Stored data:
========================================
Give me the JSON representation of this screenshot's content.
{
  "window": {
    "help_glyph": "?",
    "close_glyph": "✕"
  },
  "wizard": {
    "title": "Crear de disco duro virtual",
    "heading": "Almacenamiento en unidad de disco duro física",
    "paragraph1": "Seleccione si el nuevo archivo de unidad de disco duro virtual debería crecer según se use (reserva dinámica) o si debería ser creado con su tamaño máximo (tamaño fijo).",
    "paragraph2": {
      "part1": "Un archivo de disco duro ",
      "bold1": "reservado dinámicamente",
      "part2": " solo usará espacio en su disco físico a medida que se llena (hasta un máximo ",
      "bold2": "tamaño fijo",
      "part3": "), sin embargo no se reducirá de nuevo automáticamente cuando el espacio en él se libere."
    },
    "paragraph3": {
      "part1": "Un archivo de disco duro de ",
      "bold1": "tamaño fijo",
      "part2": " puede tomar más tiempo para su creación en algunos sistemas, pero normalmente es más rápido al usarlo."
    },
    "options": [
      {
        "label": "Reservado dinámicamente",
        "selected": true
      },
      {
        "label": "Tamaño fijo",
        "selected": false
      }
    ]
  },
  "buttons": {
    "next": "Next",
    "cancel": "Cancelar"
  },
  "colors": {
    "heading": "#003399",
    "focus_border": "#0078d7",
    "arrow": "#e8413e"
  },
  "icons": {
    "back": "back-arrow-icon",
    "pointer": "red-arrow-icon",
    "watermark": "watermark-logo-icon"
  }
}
========================================
Nothing in the listing may be changed; retype it all exactly.

Written response
Give me the JSON representation of this screenshot's content.
{
  "window": {
    "help_glyph": "?",
    "close_glyph": "✕"
  },
  "wizard": {
    "title": "Crear de disco duro virtual",
    "heading": "Almacenamiento en unidad de disco duro física",
    "paragraph1": "Seleccione si el nuevo archivo de unidad de disco duro virtual debería crecer según se use (reserva dinámica) o si debería ser creado con su tamaño máximo (tamaño fijo).",
    "paragraph2": {
      "part1": "Un archivo de disco duro ",
      "bold1": "reservado dinámicamente",
      "part2": " solo usará espacio en su disco físico a medida que se llena (hasta un máximo ",
      "bold2": "tamaño fijo",
      "part3": "), sin embargo no se reducirá de nuevo automáticamente cuando el espacio en él se libere."
    },
    "paragraph3": {
      "part1": "Un archivo de disco duro de ",
      "bold1": "tamaño fijo",
      "part2": " puede tomar más tiempo para su creación en algunos sistemas, pero normalmente es más rápido al usarlo."
    },
    "options": [
      {
        "label": "Reservado dinámicamente",
        "selected": true
      },
      {
        "label": "Tamaño fijo",
        "selected": false
      }
    ]
  },
  "buttons": {
    "next": "Next",
    "cancel": "Cancelar"
  },
  "colors": {
    "heading": "#003399",
    "focus_border": "#0078d7",
    "arrow": "#e8413e"
  },
  "icons": {
    "back": "back-arrow-icon",
    "pointer": "red-arrow-icon",
    "watermark": "watermark-logo-icon"
  }
}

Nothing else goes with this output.